— Start of ENTRIES SUPPLIED —

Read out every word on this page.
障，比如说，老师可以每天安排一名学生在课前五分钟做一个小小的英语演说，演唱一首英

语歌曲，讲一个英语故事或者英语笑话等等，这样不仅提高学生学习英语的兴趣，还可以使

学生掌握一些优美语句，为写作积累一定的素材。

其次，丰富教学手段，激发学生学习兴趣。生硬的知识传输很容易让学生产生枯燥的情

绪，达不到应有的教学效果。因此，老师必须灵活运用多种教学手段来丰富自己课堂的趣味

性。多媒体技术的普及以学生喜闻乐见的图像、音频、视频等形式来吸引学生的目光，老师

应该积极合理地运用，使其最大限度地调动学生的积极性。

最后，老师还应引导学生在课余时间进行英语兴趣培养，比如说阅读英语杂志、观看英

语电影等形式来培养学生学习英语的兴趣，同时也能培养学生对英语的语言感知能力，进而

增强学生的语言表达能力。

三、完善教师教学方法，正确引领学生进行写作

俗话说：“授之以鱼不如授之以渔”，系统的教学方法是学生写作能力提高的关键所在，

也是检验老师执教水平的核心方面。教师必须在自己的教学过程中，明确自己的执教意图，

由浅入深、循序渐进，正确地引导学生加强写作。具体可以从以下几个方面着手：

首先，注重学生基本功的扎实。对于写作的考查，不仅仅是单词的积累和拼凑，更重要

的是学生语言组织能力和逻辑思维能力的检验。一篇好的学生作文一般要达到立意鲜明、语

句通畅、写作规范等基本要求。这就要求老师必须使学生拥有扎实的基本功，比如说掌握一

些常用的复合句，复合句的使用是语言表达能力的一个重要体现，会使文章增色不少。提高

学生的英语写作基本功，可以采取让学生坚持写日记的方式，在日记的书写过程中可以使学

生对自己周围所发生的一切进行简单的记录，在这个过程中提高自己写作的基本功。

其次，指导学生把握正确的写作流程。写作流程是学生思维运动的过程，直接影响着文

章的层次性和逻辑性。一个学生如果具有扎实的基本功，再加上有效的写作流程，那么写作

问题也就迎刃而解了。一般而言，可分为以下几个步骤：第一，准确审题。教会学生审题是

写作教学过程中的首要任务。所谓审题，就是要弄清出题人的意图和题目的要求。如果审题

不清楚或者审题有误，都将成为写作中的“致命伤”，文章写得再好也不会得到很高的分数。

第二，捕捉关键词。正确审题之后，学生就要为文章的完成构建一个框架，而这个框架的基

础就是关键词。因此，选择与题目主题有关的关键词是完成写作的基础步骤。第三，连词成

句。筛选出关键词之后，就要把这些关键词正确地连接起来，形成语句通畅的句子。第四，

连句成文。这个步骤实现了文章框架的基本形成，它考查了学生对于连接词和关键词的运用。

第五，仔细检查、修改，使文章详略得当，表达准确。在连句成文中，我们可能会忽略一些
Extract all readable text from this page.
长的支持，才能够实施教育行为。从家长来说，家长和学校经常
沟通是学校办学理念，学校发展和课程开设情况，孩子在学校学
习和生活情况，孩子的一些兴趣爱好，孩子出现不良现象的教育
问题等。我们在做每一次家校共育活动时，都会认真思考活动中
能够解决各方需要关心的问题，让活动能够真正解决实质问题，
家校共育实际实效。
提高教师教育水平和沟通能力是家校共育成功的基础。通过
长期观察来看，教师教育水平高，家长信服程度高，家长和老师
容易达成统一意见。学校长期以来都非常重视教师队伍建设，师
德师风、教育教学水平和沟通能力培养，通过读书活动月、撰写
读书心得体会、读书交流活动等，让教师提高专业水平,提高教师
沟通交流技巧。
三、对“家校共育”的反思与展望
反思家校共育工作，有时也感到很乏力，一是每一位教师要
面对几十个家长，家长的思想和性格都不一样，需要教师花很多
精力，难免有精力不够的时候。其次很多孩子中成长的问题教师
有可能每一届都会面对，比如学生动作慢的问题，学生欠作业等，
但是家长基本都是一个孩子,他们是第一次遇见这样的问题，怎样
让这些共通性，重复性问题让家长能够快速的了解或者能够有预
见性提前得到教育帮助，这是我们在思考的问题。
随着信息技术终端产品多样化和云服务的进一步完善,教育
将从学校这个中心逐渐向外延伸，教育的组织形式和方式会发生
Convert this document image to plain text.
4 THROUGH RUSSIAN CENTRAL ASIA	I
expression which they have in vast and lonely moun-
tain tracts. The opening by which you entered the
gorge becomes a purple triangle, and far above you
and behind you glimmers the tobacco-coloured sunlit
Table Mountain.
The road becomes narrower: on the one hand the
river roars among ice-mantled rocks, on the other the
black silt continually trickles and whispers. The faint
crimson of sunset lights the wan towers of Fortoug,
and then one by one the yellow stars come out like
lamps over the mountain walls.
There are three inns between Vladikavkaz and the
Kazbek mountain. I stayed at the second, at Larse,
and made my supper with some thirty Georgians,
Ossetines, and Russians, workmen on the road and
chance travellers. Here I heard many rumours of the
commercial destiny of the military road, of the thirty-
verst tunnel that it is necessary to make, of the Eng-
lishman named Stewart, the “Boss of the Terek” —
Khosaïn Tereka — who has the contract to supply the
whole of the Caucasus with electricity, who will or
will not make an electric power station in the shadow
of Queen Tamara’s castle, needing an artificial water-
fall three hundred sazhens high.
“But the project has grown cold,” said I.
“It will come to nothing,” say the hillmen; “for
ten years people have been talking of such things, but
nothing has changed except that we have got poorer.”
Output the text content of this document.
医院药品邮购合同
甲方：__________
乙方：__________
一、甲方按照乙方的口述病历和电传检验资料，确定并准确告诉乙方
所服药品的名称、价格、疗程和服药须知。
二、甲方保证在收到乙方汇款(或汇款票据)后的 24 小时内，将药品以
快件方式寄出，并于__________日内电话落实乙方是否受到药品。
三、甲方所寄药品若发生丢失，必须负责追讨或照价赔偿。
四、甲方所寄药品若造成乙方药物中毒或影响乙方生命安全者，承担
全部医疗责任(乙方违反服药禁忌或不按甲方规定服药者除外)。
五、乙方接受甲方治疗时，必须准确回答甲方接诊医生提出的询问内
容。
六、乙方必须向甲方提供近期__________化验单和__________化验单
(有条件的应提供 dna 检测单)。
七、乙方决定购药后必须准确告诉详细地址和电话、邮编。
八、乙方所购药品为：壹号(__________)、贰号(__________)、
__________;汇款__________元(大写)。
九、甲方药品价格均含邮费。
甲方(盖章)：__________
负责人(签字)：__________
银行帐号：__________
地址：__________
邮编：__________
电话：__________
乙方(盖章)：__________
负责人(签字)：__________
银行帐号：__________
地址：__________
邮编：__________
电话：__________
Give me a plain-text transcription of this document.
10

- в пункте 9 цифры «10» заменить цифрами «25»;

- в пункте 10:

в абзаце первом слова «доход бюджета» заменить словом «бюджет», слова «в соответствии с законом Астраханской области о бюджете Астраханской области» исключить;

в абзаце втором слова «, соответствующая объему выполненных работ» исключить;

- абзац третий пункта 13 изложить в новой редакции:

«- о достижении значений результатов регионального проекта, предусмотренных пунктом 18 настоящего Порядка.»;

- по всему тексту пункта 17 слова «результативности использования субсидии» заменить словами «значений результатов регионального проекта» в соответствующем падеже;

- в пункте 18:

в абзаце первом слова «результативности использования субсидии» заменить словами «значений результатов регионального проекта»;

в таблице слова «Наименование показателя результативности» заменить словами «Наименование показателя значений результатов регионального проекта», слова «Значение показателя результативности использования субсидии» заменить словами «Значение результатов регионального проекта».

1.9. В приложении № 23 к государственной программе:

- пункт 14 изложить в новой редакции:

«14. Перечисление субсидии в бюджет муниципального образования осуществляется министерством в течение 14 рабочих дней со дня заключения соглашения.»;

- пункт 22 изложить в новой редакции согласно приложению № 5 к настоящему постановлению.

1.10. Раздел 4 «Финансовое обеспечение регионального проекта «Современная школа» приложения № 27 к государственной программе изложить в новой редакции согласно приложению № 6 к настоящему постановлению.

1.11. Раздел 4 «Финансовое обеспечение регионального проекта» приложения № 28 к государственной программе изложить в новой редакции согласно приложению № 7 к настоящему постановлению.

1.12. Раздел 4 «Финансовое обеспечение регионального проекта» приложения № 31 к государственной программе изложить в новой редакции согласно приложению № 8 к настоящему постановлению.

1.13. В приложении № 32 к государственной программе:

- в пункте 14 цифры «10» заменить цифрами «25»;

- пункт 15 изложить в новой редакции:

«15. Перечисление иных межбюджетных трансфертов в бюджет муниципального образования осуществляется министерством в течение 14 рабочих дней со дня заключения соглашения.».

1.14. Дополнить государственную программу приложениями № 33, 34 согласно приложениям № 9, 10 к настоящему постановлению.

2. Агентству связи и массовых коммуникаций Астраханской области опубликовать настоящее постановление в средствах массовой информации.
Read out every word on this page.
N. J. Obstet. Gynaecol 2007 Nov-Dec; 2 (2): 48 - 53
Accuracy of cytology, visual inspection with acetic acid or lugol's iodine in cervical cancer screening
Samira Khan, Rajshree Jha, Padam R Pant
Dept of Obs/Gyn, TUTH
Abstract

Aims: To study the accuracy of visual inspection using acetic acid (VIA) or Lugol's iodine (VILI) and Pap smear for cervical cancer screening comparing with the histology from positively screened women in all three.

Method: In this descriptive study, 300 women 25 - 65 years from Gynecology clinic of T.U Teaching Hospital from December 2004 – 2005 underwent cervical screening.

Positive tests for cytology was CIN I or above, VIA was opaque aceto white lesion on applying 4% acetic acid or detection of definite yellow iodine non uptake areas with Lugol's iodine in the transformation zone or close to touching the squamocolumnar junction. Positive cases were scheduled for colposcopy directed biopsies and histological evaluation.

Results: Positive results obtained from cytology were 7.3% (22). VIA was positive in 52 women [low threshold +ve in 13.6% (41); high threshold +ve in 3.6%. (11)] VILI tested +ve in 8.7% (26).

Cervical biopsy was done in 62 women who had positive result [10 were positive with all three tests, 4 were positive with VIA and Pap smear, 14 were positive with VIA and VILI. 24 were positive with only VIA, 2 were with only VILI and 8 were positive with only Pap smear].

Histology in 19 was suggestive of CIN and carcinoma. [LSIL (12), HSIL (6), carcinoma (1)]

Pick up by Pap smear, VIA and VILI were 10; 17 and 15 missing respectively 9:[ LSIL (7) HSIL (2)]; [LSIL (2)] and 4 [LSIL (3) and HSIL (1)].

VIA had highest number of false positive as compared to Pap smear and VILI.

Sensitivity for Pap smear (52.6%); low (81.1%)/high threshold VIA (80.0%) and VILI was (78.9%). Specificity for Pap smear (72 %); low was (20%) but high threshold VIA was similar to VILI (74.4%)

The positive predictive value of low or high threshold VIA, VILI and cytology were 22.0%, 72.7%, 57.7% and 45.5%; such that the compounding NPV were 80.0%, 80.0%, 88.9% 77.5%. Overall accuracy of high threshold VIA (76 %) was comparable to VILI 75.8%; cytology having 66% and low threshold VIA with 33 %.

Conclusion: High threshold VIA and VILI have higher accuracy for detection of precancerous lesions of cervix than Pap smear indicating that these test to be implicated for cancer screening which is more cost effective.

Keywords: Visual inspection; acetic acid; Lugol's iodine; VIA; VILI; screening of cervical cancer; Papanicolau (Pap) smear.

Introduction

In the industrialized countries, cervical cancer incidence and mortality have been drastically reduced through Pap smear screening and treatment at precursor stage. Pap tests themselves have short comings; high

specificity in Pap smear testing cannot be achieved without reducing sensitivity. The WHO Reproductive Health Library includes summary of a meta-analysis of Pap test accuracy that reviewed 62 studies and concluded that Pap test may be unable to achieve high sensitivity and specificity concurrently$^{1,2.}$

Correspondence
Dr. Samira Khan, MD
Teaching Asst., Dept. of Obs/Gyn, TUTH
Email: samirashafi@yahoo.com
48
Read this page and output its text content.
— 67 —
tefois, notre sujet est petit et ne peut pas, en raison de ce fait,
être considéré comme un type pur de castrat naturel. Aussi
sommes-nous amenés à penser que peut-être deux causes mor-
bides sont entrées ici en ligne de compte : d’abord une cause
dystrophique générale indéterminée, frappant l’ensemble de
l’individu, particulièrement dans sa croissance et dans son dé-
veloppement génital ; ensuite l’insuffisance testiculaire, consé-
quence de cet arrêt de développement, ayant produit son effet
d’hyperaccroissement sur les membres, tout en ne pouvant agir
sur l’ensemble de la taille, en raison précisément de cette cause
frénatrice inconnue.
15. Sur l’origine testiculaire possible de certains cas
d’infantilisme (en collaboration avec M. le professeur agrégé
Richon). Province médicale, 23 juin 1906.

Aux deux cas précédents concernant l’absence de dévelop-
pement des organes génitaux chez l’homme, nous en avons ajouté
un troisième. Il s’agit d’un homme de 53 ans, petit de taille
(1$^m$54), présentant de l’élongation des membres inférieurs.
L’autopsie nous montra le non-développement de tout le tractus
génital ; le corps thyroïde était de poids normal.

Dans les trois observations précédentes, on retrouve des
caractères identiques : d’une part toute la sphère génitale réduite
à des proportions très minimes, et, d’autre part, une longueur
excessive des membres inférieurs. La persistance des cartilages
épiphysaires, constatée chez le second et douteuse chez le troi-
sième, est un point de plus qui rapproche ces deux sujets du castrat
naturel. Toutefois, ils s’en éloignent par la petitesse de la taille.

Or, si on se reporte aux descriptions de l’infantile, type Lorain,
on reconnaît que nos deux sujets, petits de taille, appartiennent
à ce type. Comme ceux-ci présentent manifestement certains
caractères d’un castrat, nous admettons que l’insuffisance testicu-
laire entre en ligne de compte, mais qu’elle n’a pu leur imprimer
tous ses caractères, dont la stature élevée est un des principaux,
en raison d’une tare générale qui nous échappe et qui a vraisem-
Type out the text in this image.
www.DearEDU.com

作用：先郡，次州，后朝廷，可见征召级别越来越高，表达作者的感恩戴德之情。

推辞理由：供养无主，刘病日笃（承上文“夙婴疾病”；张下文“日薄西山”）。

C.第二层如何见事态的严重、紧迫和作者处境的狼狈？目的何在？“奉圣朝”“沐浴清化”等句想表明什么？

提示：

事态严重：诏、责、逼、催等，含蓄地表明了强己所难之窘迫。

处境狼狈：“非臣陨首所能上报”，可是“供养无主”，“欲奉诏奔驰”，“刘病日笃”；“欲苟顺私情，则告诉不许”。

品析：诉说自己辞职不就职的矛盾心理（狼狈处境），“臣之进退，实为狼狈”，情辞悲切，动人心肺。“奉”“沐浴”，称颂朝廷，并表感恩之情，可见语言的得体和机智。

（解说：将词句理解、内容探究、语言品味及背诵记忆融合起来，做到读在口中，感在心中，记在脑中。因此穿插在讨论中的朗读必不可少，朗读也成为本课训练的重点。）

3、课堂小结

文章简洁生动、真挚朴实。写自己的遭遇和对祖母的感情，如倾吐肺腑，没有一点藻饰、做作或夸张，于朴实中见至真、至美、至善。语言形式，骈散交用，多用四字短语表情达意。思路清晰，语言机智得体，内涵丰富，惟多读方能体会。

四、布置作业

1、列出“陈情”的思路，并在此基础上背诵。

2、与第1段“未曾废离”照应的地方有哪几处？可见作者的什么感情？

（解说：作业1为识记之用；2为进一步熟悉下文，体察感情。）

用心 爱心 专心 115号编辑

— End of ENTRIES SUPPLIED —

STATED EXERCISE: Gather each line of the listing containing the word "ligne" and show it.

ANSWER BELOW:
bides sont entrées ici en ligne de compte : d’abord une cause
laire entre en ligne de compte, mais qu’elle n’a pu leur imprimer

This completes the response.